» REQUEST
Exactly how many lines have the word "frac"? Answer with the bare number.

» STORED DATA

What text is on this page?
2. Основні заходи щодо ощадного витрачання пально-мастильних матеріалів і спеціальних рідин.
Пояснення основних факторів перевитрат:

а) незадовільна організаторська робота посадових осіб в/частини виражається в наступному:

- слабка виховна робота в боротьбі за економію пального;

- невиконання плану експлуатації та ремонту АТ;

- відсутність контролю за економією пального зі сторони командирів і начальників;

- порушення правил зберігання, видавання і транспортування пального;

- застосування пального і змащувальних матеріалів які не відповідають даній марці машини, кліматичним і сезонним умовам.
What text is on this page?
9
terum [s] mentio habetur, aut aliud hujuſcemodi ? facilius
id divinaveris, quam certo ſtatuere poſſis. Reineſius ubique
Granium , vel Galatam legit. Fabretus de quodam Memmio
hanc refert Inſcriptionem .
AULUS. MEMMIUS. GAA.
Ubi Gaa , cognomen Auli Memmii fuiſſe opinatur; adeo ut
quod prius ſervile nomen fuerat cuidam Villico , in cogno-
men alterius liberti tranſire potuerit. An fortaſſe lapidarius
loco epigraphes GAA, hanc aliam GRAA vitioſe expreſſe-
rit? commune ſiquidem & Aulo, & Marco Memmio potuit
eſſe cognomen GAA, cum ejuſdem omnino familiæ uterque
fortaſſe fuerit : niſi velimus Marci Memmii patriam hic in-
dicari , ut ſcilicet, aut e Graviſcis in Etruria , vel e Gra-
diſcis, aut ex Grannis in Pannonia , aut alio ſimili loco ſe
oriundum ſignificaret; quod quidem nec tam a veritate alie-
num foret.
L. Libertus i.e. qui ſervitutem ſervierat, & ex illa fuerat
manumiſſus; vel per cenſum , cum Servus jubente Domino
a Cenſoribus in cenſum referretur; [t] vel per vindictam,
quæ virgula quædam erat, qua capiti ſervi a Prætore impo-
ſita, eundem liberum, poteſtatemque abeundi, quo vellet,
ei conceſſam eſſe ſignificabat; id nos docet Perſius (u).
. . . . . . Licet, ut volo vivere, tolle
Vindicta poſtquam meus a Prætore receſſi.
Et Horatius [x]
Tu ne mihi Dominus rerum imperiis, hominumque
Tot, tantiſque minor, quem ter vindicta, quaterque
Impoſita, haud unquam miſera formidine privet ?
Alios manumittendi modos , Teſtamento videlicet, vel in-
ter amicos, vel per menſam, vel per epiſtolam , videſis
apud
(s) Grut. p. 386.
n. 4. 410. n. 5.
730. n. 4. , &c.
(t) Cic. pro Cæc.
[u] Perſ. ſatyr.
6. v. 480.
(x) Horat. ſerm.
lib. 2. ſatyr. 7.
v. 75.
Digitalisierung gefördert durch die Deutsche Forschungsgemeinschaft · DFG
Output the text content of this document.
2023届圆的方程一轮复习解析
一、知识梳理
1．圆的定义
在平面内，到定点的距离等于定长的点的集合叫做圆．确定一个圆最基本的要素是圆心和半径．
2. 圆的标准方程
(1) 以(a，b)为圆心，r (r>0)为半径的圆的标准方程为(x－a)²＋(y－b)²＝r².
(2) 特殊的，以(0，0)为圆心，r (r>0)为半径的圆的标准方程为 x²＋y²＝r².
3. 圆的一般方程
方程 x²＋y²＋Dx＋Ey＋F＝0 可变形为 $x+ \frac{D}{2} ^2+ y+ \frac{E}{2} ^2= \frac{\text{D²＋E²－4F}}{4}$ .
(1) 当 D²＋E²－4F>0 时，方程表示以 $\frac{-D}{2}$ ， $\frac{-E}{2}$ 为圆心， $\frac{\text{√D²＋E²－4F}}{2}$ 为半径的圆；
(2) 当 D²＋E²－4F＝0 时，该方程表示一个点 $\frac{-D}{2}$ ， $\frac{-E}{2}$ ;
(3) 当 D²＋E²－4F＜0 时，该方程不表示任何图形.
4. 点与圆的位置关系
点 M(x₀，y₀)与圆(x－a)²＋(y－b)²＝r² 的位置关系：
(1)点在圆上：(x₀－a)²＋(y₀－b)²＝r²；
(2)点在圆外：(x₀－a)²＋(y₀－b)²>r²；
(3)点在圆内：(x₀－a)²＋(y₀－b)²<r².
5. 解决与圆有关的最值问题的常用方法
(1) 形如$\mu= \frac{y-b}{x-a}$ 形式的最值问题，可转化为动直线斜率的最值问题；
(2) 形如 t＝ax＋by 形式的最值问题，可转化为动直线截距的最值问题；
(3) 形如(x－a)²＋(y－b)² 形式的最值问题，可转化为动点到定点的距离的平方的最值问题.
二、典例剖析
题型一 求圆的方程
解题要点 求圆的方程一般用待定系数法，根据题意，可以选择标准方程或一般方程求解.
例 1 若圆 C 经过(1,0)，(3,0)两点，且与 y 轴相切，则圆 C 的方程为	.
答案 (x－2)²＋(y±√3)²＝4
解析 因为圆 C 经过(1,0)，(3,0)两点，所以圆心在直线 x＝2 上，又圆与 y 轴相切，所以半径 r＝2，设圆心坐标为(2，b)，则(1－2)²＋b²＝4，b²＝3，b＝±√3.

» ANSWER FOR THIS EXERCISE
4